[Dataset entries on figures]
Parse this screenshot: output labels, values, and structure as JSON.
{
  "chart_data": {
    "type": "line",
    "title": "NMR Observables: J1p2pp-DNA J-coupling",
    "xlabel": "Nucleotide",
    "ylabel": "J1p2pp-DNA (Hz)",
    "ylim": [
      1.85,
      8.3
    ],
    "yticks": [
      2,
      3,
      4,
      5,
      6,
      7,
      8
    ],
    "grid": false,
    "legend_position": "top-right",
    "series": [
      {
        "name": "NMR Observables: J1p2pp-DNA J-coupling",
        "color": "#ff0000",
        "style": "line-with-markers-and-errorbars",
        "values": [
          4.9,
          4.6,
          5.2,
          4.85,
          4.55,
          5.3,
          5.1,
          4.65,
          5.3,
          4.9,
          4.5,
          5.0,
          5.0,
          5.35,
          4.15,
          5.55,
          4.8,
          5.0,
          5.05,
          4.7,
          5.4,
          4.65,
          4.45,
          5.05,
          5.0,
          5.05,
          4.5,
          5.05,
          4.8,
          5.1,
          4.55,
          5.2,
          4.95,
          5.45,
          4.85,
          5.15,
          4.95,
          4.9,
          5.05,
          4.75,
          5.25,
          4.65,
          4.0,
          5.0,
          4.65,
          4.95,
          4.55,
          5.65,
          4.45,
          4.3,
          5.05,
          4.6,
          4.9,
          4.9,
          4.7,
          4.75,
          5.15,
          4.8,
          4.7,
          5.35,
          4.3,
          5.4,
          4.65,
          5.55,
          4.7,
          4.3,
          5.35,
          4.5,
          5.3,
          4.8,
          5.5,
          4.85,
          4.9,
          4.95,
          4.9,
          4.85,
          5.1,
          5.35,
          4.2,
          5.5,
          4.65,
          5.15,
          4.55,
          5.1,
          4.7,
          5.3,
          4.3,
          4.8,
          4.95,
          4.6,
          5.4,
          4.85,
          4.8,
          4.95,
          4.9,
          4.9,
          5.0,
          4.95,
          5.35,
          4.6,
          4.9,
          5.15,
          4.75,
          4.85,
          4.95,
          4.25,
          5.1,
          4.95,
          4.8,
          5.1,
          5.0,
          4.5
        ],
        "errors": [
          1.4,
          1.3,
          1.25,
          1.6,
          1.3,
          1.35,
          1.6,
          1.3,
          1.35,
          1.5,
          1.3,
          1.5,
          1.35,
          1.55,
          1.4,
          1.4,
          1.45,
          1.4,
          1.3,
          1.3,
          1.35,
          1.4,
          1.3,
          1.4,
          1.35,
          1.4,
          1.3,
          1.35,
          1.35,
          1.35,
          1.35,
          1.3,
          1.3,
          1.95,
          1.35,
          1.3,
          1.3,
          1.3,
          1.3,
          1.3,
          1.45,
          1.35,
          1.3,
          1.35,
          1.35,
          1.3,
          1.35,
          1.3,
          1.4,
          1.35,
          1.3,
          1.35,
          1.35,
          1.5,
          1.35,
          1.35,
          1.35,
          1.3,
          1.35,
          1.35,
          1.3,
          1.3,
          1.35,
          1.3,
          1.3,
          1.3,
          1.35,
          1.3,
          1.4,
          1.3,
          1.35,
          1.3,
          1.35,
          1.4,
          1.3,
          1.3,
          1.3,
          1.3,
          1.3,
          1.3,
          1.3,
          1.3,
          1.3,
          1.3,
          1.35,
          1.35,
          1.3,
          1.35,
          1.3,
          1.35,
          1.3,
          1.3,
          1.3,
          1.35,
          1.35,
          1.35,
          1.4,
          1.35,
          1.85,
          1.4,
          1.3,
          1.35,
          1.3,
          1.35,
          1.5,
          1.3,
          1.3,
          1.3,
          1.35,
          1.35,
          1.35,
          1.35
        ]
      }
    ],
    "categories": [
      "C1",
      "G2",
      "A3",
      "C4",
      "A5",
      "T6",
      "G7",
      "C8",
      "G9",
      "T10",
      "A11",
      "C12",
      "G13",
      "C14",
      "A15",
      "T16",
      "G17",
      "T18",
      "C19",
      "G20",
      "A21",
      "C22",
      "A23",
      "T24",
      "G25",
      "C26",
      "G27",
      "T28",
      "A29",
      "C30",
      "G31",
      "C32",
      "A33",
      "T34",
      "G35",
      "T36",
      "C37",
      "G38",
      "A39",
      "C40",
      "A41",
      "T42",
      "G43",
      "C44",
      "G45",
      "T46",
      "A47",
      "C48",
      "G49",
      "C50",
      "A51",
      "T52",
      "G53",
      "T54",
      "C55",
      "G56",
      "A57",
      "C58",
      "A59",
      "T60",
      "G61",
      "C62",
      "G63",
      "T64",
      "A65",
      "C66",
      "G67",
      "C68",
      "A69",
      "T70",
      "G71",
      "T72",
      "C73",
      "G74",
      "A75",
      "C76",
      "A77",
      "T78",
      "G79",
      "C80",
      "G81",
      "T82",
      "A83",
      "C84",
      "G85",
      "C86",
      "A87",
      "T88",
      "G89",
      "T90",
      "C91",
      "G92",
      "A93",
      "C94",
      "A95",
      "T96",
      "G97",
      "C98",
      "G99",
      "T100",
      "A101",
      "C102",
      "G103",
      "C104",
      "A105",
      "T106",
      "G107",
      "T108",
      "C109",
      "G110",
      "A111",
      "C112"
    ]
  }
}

→ **What to do**
Would you restate each of the entries word for word?

→ **Exercise result**
Parse this screenshot: output labels, values, and structure as JSON.
{
  "chart_data": {
    "type": "line",
    "title": "NMR Observables: J1p2pp-DNA J-coupling",
    "xlabel": "Nucleotide",
    "ylabel": "J1p2pp-DNA (Hz)",
    "ylim": [
      1.85,
      8.3
    ],
    "yticks": [
      2,
      3,
      4,
      5,
      6,
      7,
      8
    ],
    "grid": false,
    "legend_position": "top-right",
    "series": [
      {
        "name": "NMR Observables: J1p2pp-DNA J-coupling",
        "color": "#ff0000",
        "style": "line-with-markers-and-errorbars",
        "values": [
          4.9,
          4.6,
          5.2,
          4.85,
          4.55,
          5.3,
          5.1,
          4.65,
          5.3,
          4.9,
          4.5,
          5.0,
          5.0,
          5.35,
          4.15,
          5.55,
          4.8,
          5.0,
          5.05,
          4.7,
          5.4,
          4.65,
          4.45,
          5.05,
          5.0,
          5.05,
          4.5,
          5.05,
          4.8,
          5.1,
          4.55,
          5.2,
          4.95,
          5.45,
          4.85,
          5.15,
          4.95,
          4.9,
          5.05,
          4.75,
          5.25,
          4.65,
          4.0,
          5.0,
          4.65,
          4.95,
          4.55,
          5.65,
          4.45,
          4.3,
          5.05,
          4.6,
          4.9,
          4.9,
          4.7,
          4.75,
          5.15,
          4.8,
          4.7,
          5.35,
          4.3,
          5.4,
          4.65,
          5.55,
          4.7,
          4.3,
          5.35,
          4.5,
          5.3,
          4.8,
          5.5,
          4.85,
          4.9,
          4.95,
          4.9,
          4.85,
          5.1,
          5.35,
          4.2,
          5.5,
          4.65,
          5.15,
          4.55,
          5.1,
          4.7,
          5.3,
          4.3,
          4.8,
          4.95,
          4.6,
          5.4,
          4.85,
          4.8,
          4.95,
          4.9,
          4.9,
          5.0,
          4.95,
          5.35,
          4.6,
          4.9,
          5.15,
          4.75,
          4.85,
          4.95,
          4.25,
          5.1,
          4.95,
          4.8,
          5.1,
          5.0,
          4.5
        ],
        "errors": [
          1.4,
          1.3,
          1.25,
          1.6,
          1.3,
          1.35,
          1.6,
          1.3,
          1.35,
          1.5,
          1.3,
          1.5,
          1.35,
          1.55,
          1.4,
          1.4,
          1.45,
          1.4,
          1.3,
          1.3,
          1.35,
          1.4,
          1.3,
          1.4,
          1.35,
          1.4,
          1.3,
          1.35,
          1.35,
          1.35,
          1.35,
          1.3,
          1.3,
          1.95,
          1.35,
          1.3,
          1.3,
          1.3,
          1.3,
          1.3,
          1.45,
          1.35,
          1.3,
          1.35,
          1.35,
          1.3,
          1.35,
          1.3,
          1.4,
          1.35,
          1.3,
          1.35,
          1.35,
          1.5,
          1.35,
          1.35,
          1.35,
          1.3,
          1.35,
          1.35,
          1.3,
          1.3,
          1.35,
          1.3,
          1.3,
          1.3,
          1.35,
          1.3,
          1.4,
          1.3,
          1.35,
          1.3,
          1.35,
          1.4,
          1.3,
          1.3,
          1.3,
          1.3,
          1.3,
          1.3,
          1.3,
          1.3,
          1.3,
          1.3,
          1.35,
          1.35,
          1.3,
          1.35,
          1.3,
          1.35,
          1.3,
          1.3,
          1.3,
          1.35,
          1.35,
          1.35,
          1.4,
          1.35,
          1.85,
          1.4,
          1.3,
          1.35,
          1.3,
          1.35,
          1.5,
          1.3,
          1.3,
          1.3,
          1.35,
          1.35,
          1.35,
          1.35
        ]
      }
    ],
    "categories": [
      "C1",
      "G2",
      "A3",
      "C4",
      "A5",
      "T6",
      "G7",
      "C8",
      "G9",
      "T10",
      "A11",
      "C12",
      "G13",
      "C14",
      "A15",
      "T16",
      "G17",
      "T18",
      "C19",
      "G20",
      "A21",
      "C22",
      "A23",
      "T24",
      "G25",
      "C26",
      "G27",
      "T28",
      "A29",
      "C30",
      "G31",
      "C32",
      "A33",
      "T34",
      "G35",
      "T36",
      "C37",
      "G38",
      "A39",
      "C40",
      "A41",
      "T42",
      "G43",
      "C44",
      "G45",
      "T46",
      "A47",
      "C48",
      "G49",
      "C50",
      "A51",
      "T52",
      "G53",
      "T54",
      "C55",
      "G56",
      "A57",
      "C58",
      "A59",
      "T60",
      "G61",
      "C62",
      "G63",
      "T64",
      "A65",
      "C66",
      "G67",
      "C68",
      "A69",
      "T70",
      "G71",
      "T72",
      "C73",
      "G74",
      "A75",
      "C76",
      "A77",
      "T78",
      "G79",
      "C80",
      "G81",
      "T82",
      "A83",
      "C84",
      "G85",
      "C86",
      "A87",
      "T88",
      "G89",
      "T90",
      "C91",
      "G92",
      "A93",
      "C94",
      "A95",
      "T96",
      "G97",
      "C98",
      "G99",
      "T100",
      "A101",
      "C102",
      "G103",
      "C104",
      "A105",
      "T106",
      "G107",
      "T108",
      "C109",
      "G110",
      "A111",
      "C112"
    ]
  }
}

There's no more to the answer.